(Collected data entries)
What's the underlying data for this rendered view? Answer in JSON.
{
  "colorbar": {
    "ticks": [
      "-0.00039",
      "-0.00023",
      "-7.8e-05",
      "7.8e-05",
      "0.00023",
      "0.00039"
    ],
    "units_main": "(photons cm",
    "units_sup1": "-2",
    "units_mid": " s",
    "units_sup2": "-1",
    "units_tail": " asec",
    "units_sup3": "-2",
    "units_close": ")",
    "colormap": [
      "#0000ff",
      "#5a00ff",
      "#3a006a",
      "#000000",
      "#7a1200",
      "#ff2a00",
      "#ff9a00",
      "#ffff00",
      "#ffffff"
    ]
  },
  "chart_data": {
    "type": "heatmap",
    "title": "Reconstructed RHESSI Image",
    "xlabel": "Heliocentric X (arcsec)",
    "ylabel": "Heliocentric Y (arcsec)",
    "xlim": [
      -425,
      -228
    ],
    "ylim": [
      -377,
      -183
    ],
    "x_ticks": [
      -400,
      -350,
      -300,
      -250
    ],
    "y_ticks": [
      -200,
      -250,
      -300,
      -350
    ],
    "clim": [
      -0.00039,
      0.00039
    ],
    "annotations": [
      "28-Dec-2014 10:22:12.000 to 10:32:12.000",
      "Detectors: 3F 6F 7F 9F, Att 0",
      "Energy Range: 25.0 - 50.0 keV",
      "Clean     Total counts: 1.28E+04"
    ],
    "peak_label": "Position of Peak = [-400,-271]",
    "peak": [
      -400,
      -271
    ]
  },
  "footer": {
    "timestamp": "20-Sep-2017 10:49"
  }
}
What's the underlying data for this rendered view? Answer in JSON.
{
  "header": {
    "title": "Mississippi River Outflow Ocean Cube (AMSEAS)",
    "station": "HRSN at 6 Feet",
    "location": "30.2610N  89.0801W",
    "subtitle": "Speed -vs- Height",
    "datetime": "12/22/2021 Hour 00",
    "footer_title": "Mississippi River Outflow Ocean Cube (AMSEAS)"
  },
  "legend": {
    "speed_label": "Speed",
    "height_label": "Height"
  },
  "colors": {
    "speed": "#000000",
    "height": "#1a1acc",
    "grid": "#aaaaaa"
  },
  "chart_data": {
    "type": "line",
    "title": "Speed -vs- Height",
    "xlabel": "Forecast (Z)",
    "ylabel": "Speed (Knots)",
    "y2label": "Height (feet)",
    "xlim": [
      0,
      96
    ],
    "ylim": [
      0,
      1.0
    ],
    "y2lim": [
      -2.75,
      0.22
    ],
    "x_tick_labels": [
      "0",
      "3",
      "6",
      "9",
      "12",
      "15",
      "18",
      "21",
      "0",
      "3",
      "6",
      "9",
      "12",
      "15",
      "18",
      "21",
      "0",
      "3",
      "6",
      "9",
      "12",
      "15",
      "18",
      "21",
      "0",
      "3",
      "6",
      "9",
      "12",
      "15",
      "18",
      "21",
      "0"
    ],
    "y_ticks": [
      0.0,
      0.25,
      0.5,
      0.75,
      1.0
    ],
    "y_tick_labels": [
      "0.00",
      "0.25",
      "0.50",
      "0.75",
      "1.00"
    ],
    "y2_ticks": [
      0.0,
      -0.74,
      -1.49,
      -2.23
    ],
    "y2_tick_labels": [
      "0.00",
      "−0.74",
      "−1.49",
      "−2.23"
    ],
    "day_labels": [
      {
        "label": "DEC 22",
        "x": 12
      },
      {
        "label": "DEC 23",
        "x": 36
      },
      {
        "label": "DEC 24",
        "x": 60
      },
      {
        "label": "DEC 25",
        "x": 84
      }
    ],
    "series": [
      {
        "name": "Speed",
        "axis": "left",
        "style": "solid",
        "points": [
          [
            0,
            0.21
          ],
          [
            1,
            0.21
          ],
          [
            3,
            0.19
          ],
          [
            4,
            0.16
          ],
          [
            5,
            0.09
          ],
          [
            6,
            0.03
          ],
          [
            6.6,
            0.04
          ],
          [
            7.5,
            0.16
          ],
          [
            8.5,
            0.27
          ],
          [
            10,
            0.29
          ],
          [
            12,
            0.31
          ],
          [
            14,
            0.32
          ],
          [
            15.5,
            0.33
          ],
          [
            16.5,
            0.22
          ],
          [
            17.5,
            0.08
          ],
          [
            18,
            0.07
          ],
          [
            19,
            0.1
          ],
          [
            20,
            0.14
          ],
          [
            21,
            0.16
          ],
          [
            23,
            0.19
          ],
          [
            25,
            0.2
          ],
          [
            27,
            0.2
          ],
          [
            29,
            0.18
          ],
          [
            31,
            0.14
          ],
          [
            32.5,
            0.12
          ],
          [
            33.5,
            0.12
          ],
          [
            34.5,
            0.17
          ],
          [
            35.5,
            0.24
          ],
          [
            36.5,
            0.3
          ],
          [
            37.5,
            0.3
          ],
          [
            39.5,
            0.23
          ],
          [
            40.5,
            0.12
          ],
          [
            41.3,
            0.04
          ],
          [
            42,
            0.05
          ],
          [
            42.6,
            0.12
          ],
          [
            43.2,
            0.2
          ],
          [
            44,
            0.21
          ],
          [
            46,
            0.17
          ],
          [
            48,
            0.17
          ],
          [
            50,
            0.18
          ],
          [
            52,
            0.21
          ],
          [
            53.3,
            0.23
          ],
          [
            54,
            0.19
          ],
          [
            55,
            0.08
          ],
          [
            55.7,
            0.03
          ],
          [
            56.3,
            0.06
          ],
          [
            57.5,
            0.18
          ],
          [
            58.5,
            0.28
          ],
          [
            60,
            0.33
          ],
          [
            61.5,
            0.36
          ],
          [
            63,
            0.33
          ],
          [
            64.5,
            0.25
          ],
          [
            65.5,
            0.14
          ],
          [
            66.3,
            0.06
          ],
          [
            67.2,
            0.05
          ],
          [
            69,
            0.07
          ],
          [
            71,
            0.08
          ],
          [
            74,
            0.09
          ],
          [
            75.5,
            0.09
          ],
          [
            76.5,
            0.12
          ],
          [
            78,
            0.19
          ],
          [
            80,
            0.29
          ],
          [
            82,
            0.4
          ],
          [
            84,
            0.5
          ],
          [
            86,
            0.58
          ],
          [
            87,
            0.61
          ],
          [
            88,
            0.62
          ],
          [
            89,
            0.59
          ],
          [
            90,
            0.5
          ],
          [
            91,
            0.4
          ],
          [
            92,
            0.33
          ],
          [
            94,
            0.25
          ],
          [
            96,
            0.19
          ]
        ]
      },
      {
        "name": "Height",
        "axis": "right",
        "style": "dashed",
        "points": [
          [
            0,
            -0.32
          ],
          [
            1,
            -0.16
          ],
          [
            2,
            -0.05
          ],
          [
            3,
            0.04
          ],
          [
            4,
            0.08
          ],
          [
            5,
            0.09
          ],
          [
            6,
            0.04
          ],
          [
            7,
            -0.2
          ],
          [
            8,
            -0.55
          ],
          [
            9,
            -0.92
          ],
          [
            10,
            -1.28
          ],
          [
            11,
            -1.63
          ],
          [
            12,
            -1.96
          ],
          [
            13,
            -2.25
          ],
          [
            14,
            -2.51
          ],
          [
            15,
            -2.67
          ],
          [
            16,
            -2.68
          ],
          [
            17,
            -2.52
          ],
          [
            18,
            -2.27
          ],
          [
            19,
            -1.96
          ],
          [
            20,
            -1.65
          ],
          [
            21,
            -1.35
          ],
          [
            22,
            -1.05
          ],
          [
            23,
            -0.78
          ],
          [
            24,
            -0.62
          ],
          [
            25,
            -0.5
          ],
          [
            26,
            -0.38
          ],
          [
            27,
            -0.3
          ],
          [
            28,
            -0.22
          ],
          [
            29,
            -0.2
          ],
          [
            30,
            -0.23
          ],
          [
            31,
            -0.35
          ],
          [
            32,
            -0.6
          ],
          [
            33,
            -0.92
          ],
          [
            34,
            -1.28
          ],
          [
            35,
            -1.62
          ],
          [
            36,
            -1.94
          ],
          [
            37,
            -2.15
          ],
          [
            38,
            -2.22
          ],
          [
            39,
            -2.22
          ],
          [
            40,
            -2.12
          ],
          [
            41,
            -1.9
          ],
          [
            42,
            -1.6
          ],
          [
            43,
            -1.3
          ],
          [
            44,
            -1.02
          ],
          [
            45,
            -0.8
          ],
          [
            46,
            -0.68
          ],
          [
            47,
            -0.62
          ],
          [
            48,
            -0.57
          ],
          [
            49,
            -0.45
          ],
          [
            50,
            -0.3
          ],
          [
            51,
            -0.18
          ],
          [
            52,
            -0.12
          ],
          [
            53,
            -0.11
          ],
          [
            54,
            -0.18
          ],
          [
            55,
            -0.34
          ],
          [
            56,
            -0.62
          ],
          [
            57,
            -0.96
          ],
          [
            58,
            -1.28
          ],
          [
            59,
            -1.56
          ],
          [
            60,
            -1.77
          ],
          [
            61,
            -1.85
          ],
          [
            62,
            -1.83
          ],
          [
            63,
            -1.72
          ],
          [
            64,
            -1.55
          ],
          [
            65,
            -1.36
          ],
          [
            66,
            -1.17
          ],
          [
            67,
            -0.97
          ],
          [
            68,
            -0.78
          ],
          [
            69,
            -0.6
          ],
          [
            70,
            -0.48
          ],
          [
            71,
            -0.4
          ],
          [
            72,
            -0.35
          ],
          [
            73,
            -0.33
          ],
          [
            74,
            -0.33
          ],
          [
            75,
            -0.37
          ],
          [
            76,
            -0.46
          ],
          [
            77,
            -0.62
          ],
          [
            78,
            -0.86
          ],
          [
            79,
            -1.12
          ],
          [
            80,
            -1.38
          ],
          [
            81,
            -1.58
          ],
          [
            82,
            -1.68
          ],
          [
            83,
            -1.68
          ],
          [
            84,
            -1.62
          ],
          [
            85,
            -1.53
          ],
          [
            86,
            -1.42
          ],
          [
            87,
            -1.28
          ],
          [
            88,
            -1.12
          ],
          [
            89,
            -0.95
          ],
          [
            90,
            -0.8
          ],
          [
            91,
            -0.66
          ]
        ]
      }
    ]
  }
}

# [PROBLEM STATEMENT]
From the data above, copy each line that holds "AMSEAS".

# [FULL SOLUTION]
    "title": "Mississippi River Outflow Ocean Cube (AMSEAS)",
    "footer_title": "Mississippi River Outflow Ocean Cube (AMSEAS)"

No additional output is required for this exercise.